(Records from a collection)

--- START ---

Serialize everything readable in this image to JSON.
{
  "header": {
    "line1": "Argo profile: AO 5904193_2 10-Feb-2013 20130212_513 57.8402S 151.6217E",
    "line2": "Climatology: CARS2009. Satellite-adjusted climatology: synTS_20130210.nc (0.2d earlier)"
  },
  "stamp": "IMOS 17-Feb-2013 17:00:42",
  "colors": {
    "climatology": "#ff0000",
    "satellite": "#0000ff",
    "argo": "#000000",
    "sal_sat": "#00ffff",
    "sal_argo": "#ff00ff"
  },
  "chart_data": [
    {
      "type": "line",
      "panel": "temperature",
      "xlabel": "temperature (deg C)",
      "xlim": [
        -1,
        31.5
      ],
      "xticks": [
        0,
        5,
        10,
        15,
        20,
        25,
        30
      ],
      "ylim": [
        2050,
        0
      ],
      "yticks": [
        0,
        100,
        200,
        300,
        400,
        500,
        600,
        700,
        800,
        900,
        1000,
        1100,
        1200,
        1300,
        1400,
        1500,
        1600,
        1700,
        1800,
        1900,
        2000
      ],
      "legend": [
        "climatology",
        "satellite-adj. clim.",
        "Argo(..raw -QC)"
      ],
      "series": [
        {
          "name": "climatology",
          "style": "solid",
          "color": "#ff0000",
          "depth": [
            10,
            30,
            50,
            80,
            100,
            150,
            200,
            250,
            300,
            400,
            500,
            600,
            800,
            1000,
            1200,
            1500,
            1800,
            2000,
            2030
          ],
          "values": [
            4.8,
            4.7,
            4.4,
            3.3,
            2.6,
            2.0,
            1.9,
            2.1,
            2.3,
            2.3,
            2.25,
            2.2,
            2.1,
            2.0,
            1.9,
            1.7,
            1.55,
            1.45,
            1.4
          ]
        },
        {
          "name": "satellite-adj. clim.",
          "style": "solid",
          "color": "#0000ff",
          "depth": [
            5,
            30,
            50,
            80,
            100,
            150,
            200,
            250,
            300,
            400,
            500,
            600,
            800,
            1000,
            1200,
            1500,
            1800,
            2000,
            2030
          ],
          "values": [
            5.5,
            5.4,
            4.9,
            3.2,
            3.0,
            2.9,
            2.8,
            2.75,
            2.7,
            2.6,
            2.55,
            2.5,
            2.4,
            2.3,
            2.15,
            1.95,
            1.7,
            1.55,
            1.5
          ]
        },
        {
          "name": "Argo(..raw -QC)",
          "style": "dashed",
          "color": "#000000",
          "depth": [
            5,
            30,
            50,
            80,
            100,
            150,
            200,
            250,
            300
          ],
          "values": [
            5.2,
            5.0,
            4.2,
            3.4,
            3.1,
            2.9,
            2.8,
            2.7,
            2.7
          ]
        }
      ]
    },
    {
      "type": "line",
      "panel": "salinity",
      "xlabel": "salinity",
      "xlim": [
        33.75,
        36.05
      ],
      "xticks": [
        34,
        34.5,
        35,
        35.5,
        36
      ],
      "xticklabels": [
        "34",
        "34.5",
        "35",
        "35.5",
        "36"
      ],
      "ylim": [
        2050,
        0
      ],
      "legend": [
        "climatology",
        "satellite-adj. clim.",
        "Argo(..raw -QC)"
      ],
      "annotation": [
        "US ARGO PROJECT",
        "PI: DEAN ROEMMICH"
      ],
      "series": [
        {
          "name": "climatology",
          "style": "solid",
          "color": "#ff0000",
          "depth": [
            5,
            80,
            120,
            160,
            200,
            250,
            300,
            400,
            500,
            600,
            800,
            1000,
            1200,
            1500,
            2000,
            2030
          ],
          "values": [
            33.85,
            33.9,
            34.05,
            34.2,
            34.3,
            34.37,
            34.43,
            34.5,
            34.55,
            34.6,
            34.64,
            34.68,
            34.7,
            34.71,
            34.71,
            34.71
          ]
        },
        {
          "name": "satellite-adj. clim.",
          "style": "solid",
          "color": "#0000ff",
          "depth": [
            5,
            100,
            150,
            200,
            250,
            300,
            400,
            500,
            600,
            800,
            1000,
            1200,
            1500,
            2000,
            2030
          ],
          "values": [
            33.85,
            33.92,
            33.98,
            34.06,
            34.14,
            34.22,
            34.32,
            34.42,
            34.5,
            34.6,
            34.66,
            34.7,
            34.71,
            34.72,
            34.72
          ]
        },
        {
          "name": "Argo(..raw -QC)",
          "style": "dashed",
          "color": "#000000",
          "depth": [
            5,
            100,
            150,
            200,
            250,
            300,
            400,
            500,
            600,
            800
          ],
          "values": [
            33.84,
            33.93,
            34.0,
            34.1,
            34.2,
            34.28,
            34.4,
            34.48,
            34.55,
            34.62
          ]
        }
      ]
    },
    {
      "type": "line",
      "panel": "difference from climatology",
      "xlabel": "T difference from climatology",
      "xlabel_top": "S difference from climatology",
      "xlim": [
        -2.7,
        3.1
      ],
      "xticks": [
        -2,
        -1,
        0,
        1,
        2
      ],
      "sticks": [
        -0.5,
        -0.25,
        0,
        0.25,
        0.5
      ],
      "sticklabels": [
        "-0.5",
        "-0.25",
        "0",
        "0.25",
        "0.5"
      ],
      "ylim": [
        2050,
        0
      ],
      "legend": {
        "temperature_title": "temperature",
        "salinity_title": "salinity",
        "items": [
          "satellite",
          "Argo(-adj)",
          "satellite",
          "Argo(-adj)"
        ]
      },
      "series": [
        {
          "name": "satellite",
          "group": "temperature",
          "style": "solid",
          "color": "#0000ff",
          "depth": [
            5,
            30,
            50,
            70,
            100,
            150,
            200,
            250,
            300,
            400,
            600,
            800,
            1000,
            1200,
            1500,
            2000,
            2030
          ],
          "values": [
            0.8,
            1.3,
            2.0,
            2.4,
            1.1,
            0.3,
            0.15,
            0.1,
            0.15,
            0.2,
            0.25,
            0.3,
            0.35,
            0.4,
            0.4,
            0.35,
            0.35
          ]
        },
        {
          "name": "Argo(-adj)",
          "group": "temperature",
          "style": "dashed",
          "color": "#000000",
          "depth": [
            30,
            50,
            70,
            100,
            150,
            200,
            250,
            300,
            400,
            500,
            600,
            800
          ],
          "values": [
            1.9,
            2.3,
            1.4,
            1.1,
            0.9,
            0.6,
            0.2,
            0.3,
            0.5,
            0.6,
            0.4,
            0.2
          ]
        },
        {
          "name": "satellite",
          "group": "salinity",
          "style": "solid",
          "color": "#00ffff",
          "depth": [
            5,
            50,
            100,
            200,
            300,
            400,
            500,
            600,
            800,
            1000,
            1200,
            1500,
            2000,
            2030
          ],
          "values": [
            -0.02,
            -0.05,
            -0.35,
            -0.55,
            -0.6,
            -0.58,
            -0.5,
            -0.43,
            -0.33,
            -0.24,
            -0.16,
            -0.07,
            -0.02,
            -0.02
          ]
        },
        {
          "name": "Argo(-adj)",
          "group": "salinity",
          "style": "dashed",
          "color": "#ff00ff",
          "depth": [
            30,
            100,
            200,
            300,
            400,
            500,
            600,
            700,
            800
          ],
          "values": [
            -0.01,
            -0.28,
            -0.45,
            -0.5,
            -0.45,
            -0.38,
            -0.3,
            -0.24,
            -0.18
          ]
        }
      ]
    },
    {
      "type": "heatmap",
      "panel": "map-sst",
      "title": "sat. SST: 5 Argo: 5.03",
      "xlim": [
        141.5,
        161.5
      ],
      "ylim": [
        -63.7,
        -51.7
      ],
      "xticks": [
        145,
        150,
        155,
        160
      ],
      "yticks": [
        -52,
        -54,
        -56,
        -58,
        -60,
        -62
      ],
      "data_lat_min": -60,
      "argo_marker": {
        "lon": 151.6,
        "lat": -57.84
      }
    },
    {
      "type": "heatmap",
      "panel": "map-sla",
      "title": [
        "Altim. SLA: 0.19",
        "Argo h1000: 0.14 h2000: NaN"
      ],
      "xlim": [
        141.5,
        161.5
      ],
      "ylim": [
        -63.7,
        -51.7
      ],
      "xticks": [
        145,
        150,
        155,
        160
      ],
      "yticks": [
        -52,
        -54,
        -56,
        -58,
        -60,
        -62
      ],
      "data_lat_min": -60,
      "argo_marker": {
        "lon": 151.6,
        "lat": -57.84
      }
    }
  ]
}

--- END ---

* Your goal: Search the records for the word "panel". Copy every line that has it.

* Exercise result:
      "panel": "temperature",
      "panel": "salinity",
      "panel": "difference from climatology",
      "panel": "map-sst",
      "panel": "map-sla",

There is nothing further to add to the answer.